----- ENTRIES PROVIDED

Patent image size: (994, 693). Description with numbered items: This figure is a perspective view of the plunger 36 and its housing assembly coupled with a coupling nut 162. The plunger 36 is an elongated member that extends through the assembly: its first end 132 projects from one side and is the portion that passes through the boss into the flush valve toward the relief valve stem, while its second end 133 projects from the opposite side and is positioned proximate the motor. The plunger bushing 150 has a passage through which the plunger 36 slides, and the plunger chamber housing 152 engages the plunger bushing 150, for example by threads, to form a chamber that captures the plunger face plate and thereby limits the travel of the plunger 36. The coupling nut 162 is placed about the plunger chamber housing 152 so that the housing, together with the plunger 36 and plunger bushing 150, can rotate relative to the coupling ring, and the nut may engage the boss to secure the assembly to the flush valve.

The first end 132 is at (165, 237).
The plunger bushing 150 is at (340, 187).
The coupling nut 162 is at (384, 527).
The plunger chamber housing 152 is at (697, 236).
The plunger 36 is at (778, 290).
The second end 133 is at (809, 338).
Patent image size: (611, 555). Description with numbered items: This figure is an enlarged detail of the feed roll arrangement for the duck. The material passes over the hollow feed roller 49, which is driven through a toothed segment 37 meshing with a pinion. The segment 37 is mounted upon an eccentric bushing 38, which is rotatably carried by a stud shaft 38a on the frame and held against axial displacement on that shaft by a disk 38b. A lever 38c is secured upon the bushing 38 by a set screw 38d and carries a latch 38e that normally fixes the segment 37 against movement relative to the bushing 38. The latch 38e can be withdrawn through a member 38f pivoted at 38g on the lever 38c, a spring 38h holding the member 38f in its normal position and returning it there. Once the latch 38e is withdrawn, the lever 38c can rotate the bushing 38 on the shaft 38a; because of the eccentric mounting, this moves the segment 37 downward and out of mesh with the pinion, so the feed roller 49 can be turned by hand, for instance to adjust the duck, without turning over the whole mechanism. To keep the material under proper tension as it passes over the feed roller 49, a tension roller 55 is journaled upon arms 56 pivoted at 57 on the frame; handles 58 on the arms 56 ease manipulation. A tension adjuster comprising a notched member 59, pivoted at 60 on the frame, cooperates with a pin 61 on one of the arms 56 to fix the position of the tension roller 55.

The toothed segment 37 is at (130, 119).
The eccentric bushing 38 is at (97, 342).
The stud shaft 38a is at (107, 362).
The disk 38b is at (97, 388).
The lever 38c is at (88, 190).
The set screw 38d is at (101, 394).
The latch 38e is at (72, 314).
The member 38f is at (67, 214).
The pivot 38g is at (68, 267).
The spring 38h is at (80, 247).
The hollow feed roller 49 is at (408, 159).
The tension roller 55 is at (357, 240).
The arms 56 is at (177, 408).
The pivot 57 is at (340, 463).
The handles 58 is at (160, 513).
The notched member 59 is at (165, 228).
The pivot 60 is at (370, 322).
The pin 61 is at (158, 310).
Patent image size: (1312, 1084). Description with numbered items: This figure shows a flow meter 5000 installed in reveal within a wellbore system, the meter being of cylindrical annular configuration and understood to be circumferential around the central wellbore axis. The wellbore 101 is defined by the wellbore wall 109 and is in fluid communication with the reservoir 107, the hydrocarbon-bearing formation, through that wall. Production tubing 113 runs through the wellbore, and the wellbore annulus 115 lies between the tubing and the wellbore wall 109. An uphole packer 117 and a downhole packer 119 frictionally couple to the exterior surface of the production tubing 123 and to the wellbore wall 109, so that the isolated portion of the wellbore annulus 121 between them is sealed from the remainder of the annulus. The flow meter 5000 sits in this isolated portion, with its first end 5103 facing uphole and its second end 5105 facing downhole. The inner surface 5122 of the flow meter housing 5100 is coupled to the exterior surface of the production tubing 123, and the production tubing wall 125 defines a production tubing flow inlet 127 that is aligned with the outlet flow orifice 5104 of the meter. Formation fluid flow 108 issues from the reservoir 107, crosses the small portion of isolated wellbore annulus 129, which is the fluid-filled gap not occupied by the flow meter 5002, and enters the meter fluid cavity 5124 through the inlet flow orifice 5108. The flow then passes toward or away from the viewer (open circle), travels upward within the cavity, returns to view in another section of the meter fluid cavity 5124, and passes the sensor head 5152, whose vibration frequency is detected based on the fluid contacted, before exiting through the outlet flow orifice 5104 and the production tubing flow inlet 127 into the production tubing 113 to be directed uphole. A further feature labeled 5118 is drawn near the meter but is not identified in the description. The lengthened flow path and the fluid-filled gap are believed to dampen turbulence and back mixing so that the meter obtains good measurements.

----------

REQUIREMENTS: Edit the listing from its first line through the line containing "The plunger bushing 150 is at (340, 187).", inclusive, so that "housing assembly" becomes "housing unit" and nothing else changes.

SOLUTION FOR THIS EXERCISE:
Patent image size: (994, 693). Description with numbered items: This figure is a perspective view of the plunger 36 and its housing unit coupled with a coupling nut 162. The plunger 36 is an elongated member that extends through the assembly: its first end 132 projects from one side and is the portion that passes through the boss into the flush valve toward the relief valve stem, while its second end 133 projects from the opposite side and is positioned proximate the motor. The plunger bushing 150 has a passage through which the plunger 36 slides, and the plunger chamber housing 152 engages the plunger bushing 150, for example by threads, to form a chamber that captures the plunger face plate and thereby limits the travel of the plunger 36. The coupling nut 162 is placed about the plunger chamber housing 152 so that the housing, together with the plunger 36 and plunger bushing 150, can rotate relative to the coupling ring, and the nut may engage the boss to secure the assembly to the flush valve.

The first end 132 is at (165, 237).
The plunger bushing 150 is at (340, 187).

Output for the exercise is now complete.